_Instructions for the task_
Each line containing the word "本科二批" must be collected.

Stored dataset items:
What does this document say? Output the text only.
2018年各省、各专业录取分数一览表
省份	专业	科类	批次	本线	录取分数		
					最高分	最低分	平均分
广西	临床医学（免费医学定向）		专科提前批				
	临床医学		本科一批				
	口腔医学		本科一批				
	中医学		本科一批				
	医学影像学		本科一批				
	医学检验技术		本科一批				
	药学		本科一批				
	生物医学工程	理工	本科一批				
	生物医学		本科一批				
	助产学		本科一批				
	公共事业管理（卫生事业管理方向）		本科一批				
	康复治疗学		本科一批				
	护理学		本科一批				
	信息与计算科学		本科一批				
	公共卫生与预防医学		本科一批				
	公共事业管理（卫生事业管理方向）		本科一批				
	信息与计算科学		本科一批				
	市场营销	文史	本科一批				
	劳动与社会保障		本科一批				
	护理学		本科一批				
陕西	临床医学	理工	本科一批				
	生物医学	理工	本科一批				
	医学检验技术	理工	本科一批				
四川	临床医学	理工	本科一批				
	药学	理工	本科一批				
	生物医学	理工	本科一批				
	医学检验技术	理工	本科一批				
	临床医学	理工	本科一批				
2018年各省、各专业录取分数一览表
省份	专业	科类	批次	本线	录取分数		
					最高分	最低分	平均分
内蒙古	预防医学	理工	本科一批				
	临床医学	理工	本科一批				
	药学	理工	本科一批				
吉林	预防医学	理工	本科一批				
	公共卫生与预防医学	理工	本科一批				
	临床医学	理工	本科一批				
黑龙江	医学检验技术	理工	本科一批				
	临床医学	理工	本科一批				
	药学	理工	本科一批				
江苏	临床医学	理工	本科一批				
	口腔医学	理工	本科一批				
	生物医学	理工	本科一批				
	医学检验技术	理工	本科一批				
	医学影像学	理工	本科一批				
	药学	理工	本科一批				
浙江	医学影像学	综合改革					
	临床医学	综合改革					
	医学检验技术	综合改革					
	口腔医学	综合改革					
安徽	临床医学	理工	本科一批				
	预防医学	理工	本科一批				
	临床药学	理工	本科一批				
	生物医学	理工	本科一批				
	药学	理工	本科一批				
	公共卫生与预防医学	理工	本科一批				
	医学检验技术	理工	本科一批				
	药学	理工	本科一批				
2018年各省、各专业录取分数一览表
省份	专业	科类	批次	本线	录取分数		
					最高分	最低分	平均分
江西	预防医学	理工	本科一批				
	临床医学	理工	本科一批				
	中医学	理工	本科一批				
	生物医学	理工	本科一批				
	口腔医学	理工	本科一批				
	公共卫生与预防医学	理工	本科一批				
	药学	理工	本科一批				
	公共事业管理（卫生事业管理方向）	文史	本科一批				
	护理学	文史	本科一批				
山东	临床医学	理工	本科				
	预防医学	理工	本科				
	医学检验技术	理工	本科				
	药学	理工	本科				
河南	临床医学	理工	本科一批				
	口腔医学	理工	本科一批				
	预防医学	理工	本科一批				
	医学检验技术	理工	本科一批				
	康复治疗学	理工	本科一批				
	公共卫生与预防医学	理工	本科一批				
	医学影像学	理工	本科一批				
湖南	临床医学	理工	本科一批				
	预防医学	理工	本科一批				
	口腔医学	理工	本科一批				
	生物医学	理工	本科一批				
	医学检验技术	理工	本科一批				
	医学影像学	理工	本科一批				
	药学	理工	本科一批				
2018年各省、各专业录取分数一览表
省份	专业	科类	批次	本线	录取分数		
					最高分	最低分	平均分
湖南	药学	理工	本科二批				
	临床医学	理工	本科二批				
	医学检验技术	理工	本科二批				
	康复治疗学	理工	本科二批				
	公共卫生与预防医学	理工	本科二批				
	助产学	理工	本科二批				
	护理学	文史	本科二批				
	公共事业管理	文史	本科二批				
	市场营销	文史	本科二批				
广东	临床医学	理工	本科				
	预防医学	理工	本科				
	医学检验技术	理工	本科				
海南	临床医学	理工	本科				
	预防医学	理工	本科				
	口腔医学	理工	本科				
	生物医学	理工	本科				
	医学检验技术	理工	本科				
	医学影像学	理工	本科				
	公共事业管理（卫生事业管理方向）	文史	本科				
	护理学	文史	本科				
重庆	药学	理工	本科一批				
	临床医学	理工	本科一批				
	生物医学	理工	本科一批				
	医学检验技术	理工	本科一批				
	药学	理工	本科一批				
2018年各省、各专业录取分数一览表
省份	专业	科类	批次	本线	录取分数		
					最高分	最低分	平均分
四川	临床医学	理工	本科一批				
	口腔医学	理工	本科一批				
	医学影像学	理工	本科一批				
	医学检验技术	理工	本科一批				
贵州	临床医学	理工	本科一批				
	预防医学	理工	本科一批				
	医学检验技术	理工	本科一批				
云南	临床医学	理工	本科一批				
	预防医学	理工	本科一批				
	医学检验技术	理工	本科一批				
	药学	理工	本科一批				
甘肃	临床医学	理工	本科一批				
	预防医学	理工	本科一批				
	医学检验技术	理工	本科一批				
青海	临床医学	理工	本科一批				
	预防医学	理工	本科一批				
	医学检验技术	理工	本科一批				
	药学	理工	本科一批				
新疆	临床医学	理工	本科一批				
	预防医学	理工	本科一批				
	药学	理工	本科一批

_The output_
湖南	药学	理工	本科二批				
	临床医学	理工	本科二批				
	医学检验技术	理工	本科二批				
	康复治疗学	理工	本科二批				
	公共卫生与预防医学	理工	本科二批				
	助产学	理工	本科二批				
	护理学	文史	本科二批				
	公共事业管理	文史	本科二批				
	市场营销	文史	本科二批				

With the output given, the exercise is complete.